### Supplied information
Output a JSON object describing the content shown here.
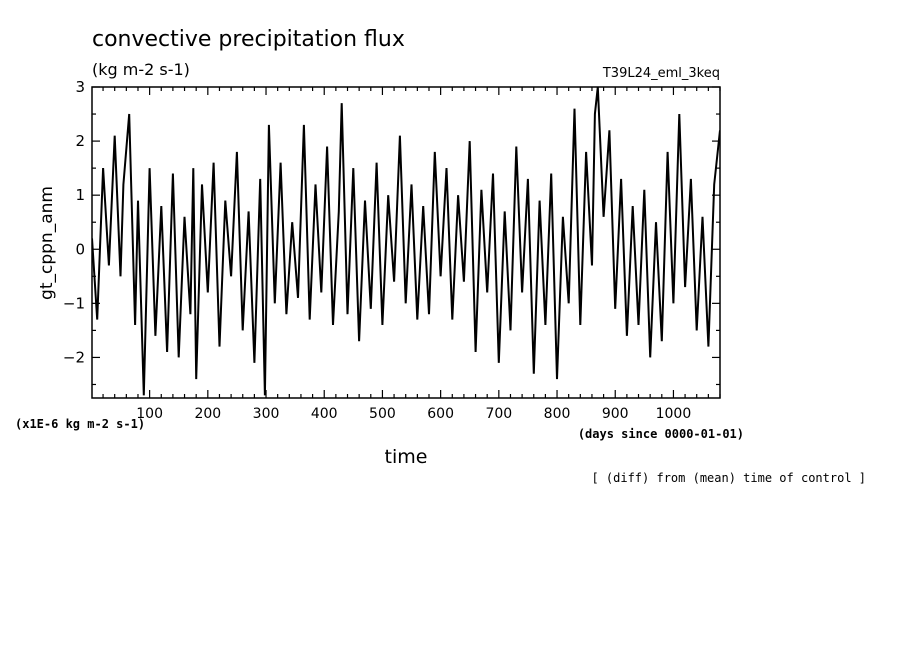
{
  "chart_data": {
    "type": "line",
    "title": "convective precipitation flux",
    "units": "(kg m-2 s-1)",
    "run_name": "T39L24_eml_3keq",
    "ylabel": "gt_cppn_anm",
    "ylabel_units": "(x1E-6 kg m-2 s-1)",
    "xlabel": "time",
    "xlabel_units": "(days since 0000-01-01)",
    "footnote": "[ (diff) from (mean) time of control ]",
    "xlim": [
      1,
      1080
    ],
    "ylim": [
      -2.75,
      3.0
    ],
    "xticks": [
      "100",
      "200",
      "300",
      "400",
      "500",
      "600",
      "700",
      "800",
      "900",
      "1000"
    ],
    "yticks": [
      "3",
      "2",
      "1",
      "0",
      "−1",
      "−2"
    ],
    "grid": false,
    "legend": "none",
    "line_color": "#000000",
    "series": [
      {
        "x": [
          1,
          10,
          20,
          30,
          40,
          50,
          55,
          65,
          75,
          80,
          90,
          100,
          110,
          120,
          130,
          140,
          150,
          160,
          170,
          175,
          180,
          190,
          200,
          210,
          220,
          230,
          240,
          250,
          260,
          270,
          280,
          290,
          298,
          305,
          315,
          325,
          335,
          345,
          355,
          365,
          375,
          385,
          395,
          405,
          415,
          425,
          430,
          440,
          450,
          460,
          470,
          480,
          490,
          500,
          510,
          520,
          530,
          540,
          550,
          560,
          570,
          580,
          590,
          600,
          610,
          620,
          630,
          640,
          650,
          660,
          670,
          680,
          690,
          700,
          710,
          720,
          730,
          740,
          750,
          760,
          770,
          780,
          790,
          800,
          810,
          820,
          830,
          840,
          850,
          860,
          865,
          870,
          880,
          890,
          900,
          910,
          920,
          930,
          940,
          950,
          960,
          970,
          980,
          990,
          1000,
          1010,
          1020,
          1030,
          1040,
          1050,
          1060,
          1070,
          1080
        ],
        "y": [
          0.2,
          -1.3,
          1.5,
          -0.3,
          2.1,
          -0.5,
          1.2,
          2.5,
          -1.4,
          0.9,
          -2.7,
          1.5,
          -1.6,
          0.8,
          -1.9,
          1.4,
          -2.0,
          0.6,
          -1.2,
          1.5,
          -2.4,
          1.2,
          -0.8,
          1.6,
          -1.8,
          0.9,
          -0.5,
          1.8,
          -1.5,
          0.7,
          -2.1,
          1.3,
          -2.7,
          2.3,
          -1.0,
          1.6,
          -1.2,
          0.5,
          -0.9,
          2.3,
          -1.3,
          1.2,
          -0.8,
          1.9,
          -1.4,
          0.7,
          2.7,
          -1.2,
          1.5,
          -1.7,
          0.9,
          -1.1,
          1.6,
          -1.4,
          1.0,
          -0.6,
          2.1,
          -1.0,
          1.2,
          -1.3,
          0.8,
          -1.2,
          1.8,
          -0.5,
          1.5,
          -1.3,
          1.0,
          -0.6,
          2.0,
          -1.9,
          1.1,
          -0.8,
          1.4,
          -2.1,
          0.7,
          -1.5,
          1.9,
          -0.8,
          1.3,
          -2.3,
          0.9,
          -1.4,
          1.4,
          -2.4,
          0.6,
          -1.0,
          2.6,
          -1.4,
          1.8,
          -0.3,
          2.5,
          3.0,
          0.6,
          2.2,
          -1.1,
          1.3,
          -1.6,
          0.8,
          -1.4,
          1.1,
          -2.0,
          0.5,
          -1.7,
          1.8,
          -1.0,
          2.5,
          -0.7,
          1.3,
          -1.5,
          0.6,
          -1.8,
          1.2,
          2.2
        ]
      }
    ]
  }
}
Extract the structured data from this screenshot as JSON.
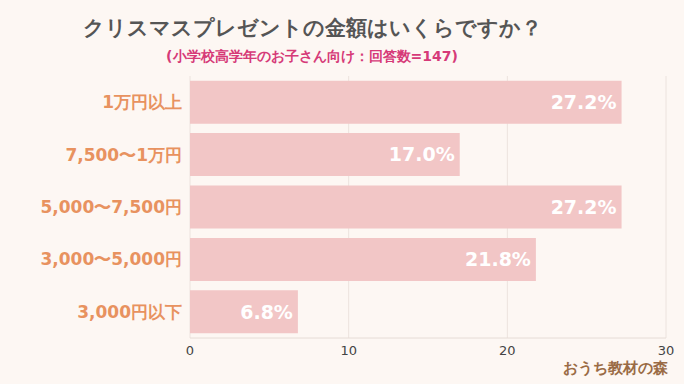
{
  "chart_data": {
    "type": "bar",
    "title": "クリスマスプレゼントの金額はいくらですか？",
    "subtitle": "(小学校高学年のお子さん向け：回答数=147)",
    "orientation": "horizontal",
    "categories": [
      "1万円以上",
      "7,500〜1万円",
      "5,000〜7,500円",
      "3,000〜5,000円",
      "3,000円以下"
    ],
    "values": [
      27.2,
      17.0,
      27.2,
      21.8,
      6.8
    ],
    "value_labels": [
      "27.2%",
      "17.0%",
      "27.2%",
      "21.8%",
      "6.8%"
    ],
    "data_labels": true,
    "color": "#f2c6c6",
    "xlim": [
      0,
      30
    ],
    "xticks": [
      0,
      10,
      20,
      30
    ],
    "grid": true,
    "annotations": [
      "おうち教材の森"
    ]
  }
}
######
Stated exercise: Exclude the pictures and repeat every other part of the records word for word.

Response below:
Output a JSON object describing the content shown here.
{
  "chart_data": {
    "type": "line",
    "title": "convective precipitation flux",
    "units": "(kg m-2 s-1)",
    "run_name": "T39L24_eml_3keq",
    "ylabel": "gt_cppn_anm",
    "ylabel_units": "(x1E-6 kg m-2 s-1)",
    "xlabel": "time",
    "xlabel_units": "(days since 0000-01-01)",
    "footnote": "[ (diff) from (mean) time of control ]",
    "xlim": [
      1,
      1080
    ],
    "ylim": [
      -2.75,
      3.0
    ],
    "xticks": [
      "100",
      "200",
      "300",
      "400",
      "500",
      "600",
      "700",
      "800",
      "900",
      "1000"
    ],
    "yticks": [
      "3",
      "2",
      "1",
      "0",
      "−1",
      "−2"
    ],
    "grid": false,
    "legend": "none",
    "line_color": "#000000",
    "series": [
      {
        "x": [
          1,
          10,
          20,
          30,
          40,
          50,
          55,
          65,
          75,
          80,
          90,
          100,
          110,
          120,
          130,
          140,
          150,
          160,
          170,
          175,
          180,
          190,
          200,
          210,
          220,
          230,
          240,
          250,
          260,
          270,
          280,
          290,
          298,
          305,
          315,
          325,
          335,
          345,
          355,
          365,
          375,
          385,
          395,
          405,
          415,
          425,
          430,
          440,
          450,
          460,
          470,
          480,
          490,
          500,
          510,
          520,
          530,
          540,
          550,
          560,
          570,
          580,
          590,
          600,
          610,
          620,
          630,
          640,
          650,
          660,
          670,
          680,
          690,
          700,
          710,
          720,
          730,
          740,
          750,
          760,
          770,
          780,
          790,
          800,
          810,
          820,
          830,
          840,
          850,
          860,
          865,
          870,
          880,
          890,
          900,
          910,
          920,
          930,
          940,
          950,
          960,
          970,
          980,
          990,
          1000,
          1010,
          1020,
          1030,
          1040,
          1050,
          1060,
          1070,
          1080
        ],
        "y": [
          0.2,
          -1.3,
          1.5,
          -0.3,
          2.1,
          -0.5,
          1.2,
          2.5,
          -1.4,
          0.9,
          -2.7,
          1.5,
          -1.6,
          0.8,
          -1.9,
          1.4,
          -2.0,
          0.6,
          -1.2,
          1.5,
          -2.4,
          1.2,
          -0.8,
          1.6,
          -1.8,
          0.9,
          -0.5,
          1.8,
          -1.5,
          0.7,
          -2.1,
          1.3,
          -2.7,
          2.3,
          -1.0,
          1.6,
          -1.2,
          0.5,
          -0.9,
          2.3,
          -1.3,
          1.2,
          -0.8,
          1.9,
          -1.4,
          0.7,
          2.7,
          -1.2,
          1.5,
          -1.7,
          0.9,
          -1.1,
          1.6,
          -1.4,
          1.0,
          -0.6,
          2.1,
          -1.0,
          1.2,
          -1.3,
          0.8,
          -1.2,
          1.8,
          -0.5,
          1.5,
          -1.3,
          1.0,
          -0.6,
          2.0,
          -1.9,
          1.1,
          -0.8,
          1.4,
          -2.1,
          0.7,
          -1.5,
          1.9,
          -0.8,
          1.3,
          -2.3,
          0.9,
          -1.4,
          1.4,
          -2.4,
          0.6,
          -1.0,
          2.6,
          -1.4,
          1.8,
          -0.3,
          2.5,
          3.0,
          0.6,
          2.2,
          -1.1,
          1.3,
          -1.6,
          0.8,
          -1.4,
          1.1,
          -2.0,
          0.5,
          -1.7,
          1.8,
          -1.0,
          2.5,
          -0.7,
          1.3,
          -1.5,
          0.6,
          -1.8,
          1.2,
          2.2
        ]
      }
    ]
  }
}
Extract the structured data from this screenshot as JSON.
{
  "chart_data": {
    "type": "bar",
    "title": "クリスマスプレゼントの金額はいくらですか？",
    "subtitle": "(小学校高学年のお子さん向け：回答数=147)",
    "orientation": "horizontal",
    "categories": [
      "1万円以上",
      "7,500〜1万円",
      "5,000〜7,500円",
      "3,000〜5,000円",
      "3,000円以下"
    ],
    "values": [
      27.2,
      17.0,
      27.2,
      21.8,
      6.8
    ],
    "value_labels": [
      "27.2%",
      "17.0%",
      "27.2%",
      "21.8%",
      "6.8%"
    ],
    "data_labels": true,
    "color": "#f2c6c6",
    "xlim": [
      0,
      30
    ],
    "xticks": [
      0,
      10,
      20,
      30
    ],
    "grid": true,
    "annotations": [
      "おうち教材の森"
    ]
  }
}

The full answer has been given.